- Work required -
Print the entries in full, word for word, but not the pictures.

- Data entries -
^^^^^^^^
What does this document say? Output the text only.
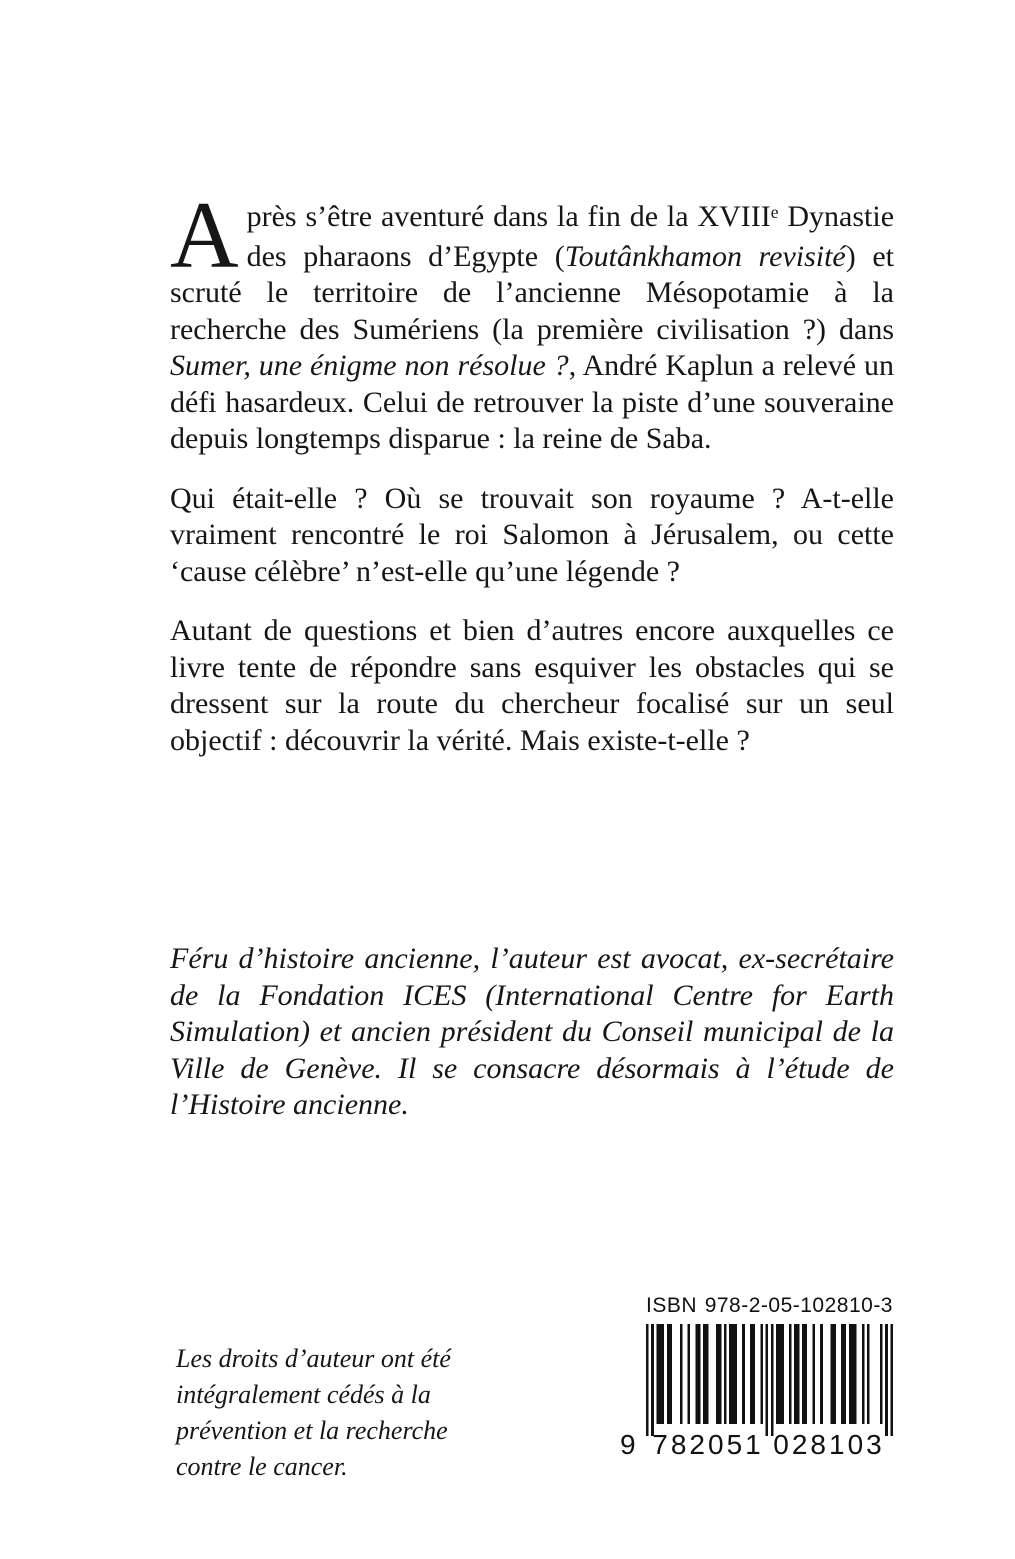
Après s’être aventuré dans la fin de la XVIIIe Dynastie des pharaons d’Egypte (Toutânkhamon revisité) et scruté le territoire de l’ancienne Mésopotamie à la recherche des Sumériens (la première civilisation ?) dans Sumer, une énigme non résolue ?, André Kaplun a relevé un défi hasardeux. Celui de retrouver la piste d’une souveraine depuis longtemps disparue : la reine de Saba.

Qui était-elle ? Où se trouvait son royaume ? A-t-elle vraiment rencontré le roi Salomon à Jérusalem, ou cette ‘cause célèbre’ n’est-elle qu’une légende ?

Autant de questions et bien d’autres encore auxquelles ce livre tente de répondre sans esquiver les obstacles qui se dressent sur la route du chercheur focalisé sur un seul objectif : découvrir la vérité. Mais existe-t-elle ?

Féru d’histoire ancienne, l’auteur est avocat, ex-secrétaire de la Fondation ICES (International Centre for Earth Simulation) et ancien président du Conseil municipal de la Ville de Genève. Il se consacre désormais à l’étude de l’Histoire ancienne.
Les droits d’auteur ont été intégralement cédés à la prévention et la recherche contre le cancer.
ISBN 978-2-05-102810-3
9 782051 028103
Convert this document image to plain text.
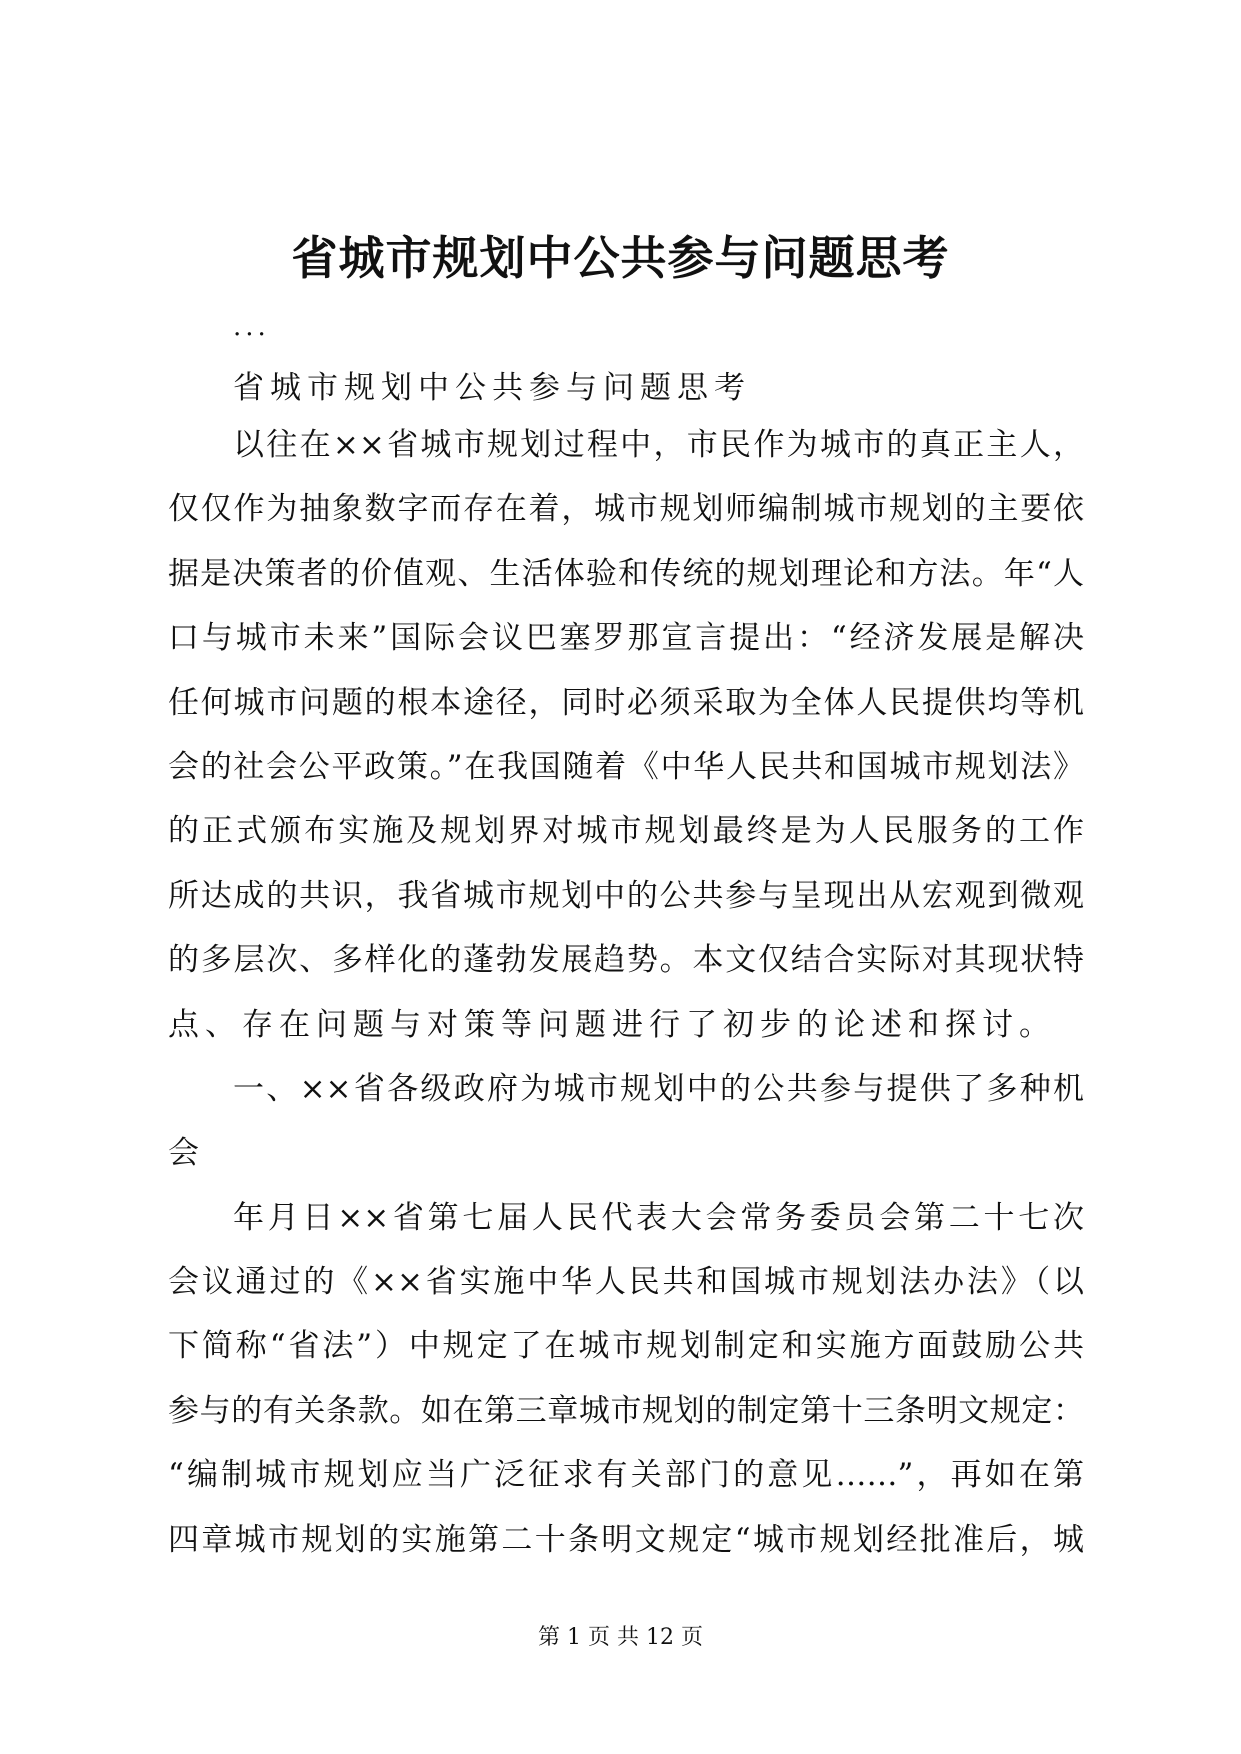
省城市规划中公共参与问题思考
...
省城市规划中公共参与问题思考
以往在××省城市规划过程中，市民作为城市的真正主人，
仅仅作为抽象数字而存在着，城市规划师编制城市规划的主要依
据是决策者的价值观、生活体验和传统的规划理论和方法。年“人
口与城市未来”国际会议巴塞罗那宣言提出：“经济发展是解决
任何城市问题的根本途径，同时必须采取为全体人民提供均等机
会的社会公平政策。”在我国随着《中华人民共和国城市规划法》
的正式颁布实施及规划界对城市规划最终是为人民服务的工作
所达成的共识，我省城市规划中的公共参与呈现出从宏观到微观
的多层次、多样化的蓬勃发展趋势。本文仅结合实际对其现状特
点、存在问题与对策等问题进行了初步的论述和探讨。
一、××省各级政府为城市规划中的公共参与提供了多种机
会
年月日××省第七届人民代表大会常务委员会第二十七次
会议通过的《××省实施中华人民共和国城市规划法办法》（以
下简称“省法”）中规定了在城市规划制定和实施方面鼓励公共
参与的有关条款。如在第三章城市规划的制定第十三条明文规定：
“编制城市规划应当广泛征求有关部门的意见……”，再如在第
四章城市规划的实施第二十条明文规定“城市规划经批准后，城
第 1 页 共 12 页
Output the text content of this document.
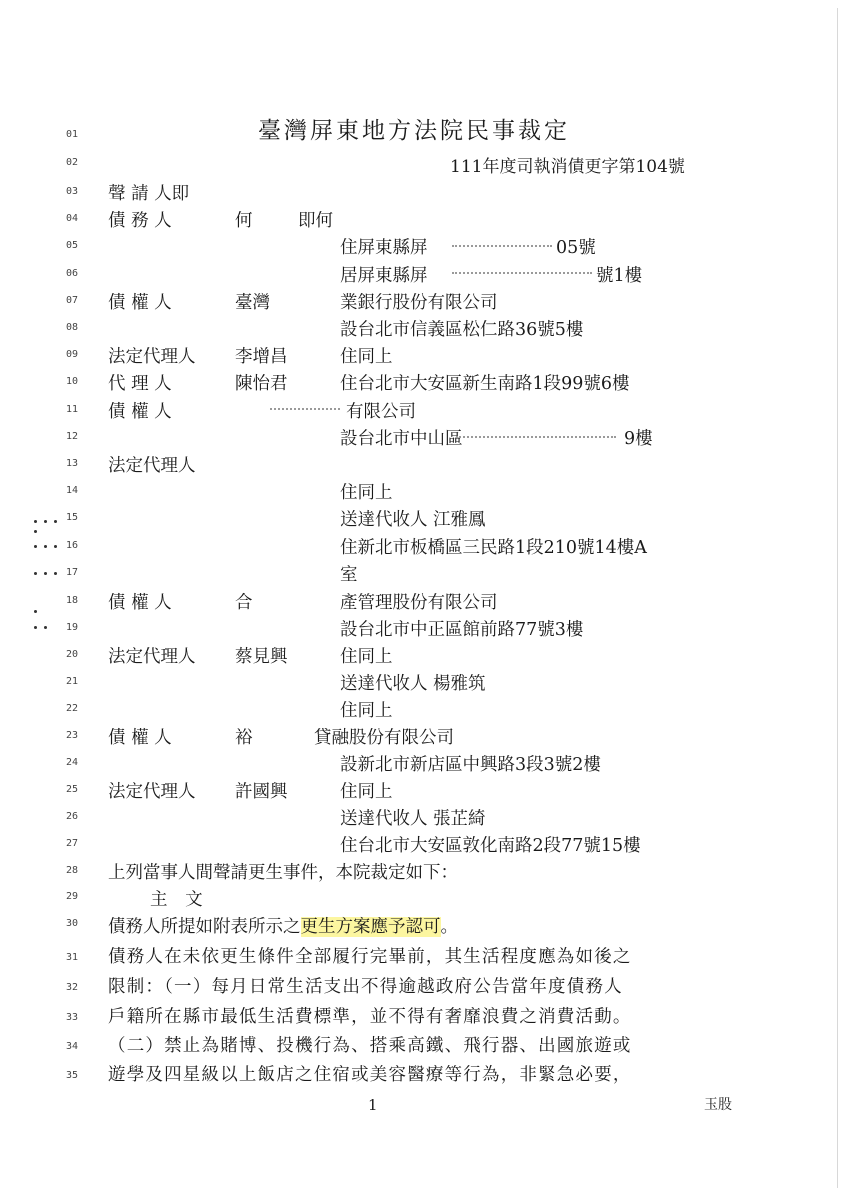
臺灣屏東地方法院民事裁定
111年度司執消債更字第104號
01
02
03
04
05
06
07
08
09
10
11
12
13
14
15
16
17
18
19
20
21
22
23
24
25
26
27
28
29
30
31
32
33
34
35
聲 請 人即
債 務 人	何	即何
住屏東縣屏	05號
居屏東縣屏	號1樓
債 權 人	臺灣	業銀行股份有限公司
設台北市信義區松仁路36號5樓
法定代理人 李增昌	住同上
代 理 人	陳怡君	住台北市大安區新生南路1段99號6樓
債 權 人	有限公司
設台北市中山區	9樓
法定代理人
住同上
送達代收人 江雅鳳
住新北市板橋區三民路1段210號14樓A
室
債 權 人	合	產管理股份有限公司
設台北市中正區館前路77號3樓
法定代理人 蔡見興	住同上
送達代收人 楊雅筑
住同上
債 權 人	裕	貸融股份有限公司
設新北市新店區中興路3段3號2樓
法定代理人 許國興	住同上
送達代收人 張芷綺
住台北市大安區敦化南路2段77號15樓
上列當事人間聲請更生事件，本院裁定如下：
主 文
債務人所提如附表所示之更生方案應予認可。
債務人在未依更生條件全部履行完畢前，其生活程度應為如後之
限制：（一）每月日常生活支出不得逾越政府公告當年度債務人
戶籍所在縣市最低生活費標準，並不得有奢靡浪費之消費活動。
（二）禁止為賭博、投機行為、搭乘高鐵、飛行器、出國旅遊或
遊學及四星級以上飯店之住宿或美容醫療等行為，非緊急必要，
1	玉股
^^^^^^^^
- Result -
What does this document say? Output the text only.
Après s’être aventuré dans la fin de la XVIIIe Dynastie des pharaons d’Egypte (Toutânkhamon revisité) et scruté le territoire de l’ancienne Mésopotamie à la recherche des Sumériens (la première civilisation ?) dans Sumer, une énigme non résolue ?, André Kaplun a relevé un défi hasardeux. Celui de retrouver la piste d’une souveraine depuis longtemps disparue : la reine de Saba.

Qui était-elle ? Où se trouvait son royaume ? A-t-elle vraiment rencontré le roi Salomon à Jérusalem, ou cette ‘cause célèbre’ n’est-elle qu’une légende ?

Autant de questions et bien d’autres encore auxquelles ce livre tente de répondre sans esquiver les obstacles qui se dressent sur la route du chercheur focalisé sur un seul objectif : découvrir la vérité. Mais existe-t-elle ?

Féru d’histoire ancienne, l’auteur est avocat, ex-secrétaire de la Fondation ICES (International Centre for Earth Simulation) et ancien président du Conseil municipal de la Ville de Genève. Il se consacre désormais à l’étude de l’Histoire ancienne.
Les droits d’auteur ont été intégralement cédés à la prévention et la recherche contre le cancer.
ISBN 978-2-05-102810-3
9 782051 028103
Convert this document image to plain text.
省城市规划中公共参与问题思考
...
省城市规划中公共参与问题思考
以往在××省城市规划过程中，市民作为城市的真正主人，
仅仅作为抽象数字而存在着，城市规划师编制城市规划的主要依
据是决策者的价值观、生活体验和传统的规划理论和方法。年“人
口与城市未来”国际会议巴塞罗那宣言提出：“经济发展是解决
任何城市问题的根本途径，同时必须采取为全体人民提供均等机
会的社会公平政策。”在我国随着《中华人民共和国城市规划法》
的正式颁布实施及规划界对城市规划最终是为人民服务的工作
所达成的共识，我省城市规划中的公共参与呈现出从宏观到微观
的多层次、多样化的蓬勃发展趋势。本文仅结合实际对其现状特
点、存在问题与对策等问题进行了初步的论述和探讨。
一、××省各级政府为城市规划中的公共参与提供了多种机
会
年月日××省第七届人民代表大会常务委员会第二十七次
会议通过的《××省实施中华人民共和国城市规划法办法》（以
下简称“省法”）中规定了在城市规划制定和实施方面鼓励公共
参与的有关条款。如在第三章城市规划的制定第十三条明文规定：
“编制城市规划应当广泛征求有关部门的意见……”，再如在第
四章城市规划的实施第二十条明文规定“城市规划经批准后，城
第 1 页 共 12 页
Output the text content of this document.
臺灣屏東地方法院民事裁定
111年度司執消債更字第104號
01
02
03
04
05
06
07
08
09
10
11
12
13
14
15
16
17
18
19
20
21
22
23
24
25
26
27
28
29
30
31
32
33
34
35
聲 請 人即
債 務 人	何	即何
住屏東縣屏	05號
居屏東縣屏	號1樓
債 權 人	臺灣	業銀行股份有限公司
設台北市信義區松仁路36號5樓
法定代理人 李增昌	住同上
代 理 人	陳怡君	住台北市大安區新生南路1段99號6樓
債 權 人	有限公司
設台北市中山區	9樓
法定代理人
住同上
送達代收人 江雅鳳
住新北市板橋區三民路1段210號14樓A
室
債 權 人	合	產管理股份有限公司
設台北市中正區館前路77號3樓
法定代理人 蔡見興	住同上
送達代收人 楊雅筑
住同上
債 權 人	裕	貸融股份有限公司
設新北市新店區中興路3段3號2樓
法定代理人 許國興	住同上
送達代收人 張芷綺
住台北市大安區敦化南路2段77號15樓
上列當事人間聲請更生事件，本院裁定如下：
主 文
債務人所提如附表所示之更生方案應予認可。
債務人在未依更生條件全部履行完畢前，其生活程度應為如後之
限制：（一）每月日常生活支出不得逾越政府公告當年度債務人
戶籍所在縣市最低生活費標準，並不得有奢靡浪費之消費活動。
（二）禁止為賭博、投機行為、搭乘高鐵、飛行器、出國旅遊或
遊學及四星級以上飯店之住宿或美容醫療等行為，非緊急必要，
1	玉股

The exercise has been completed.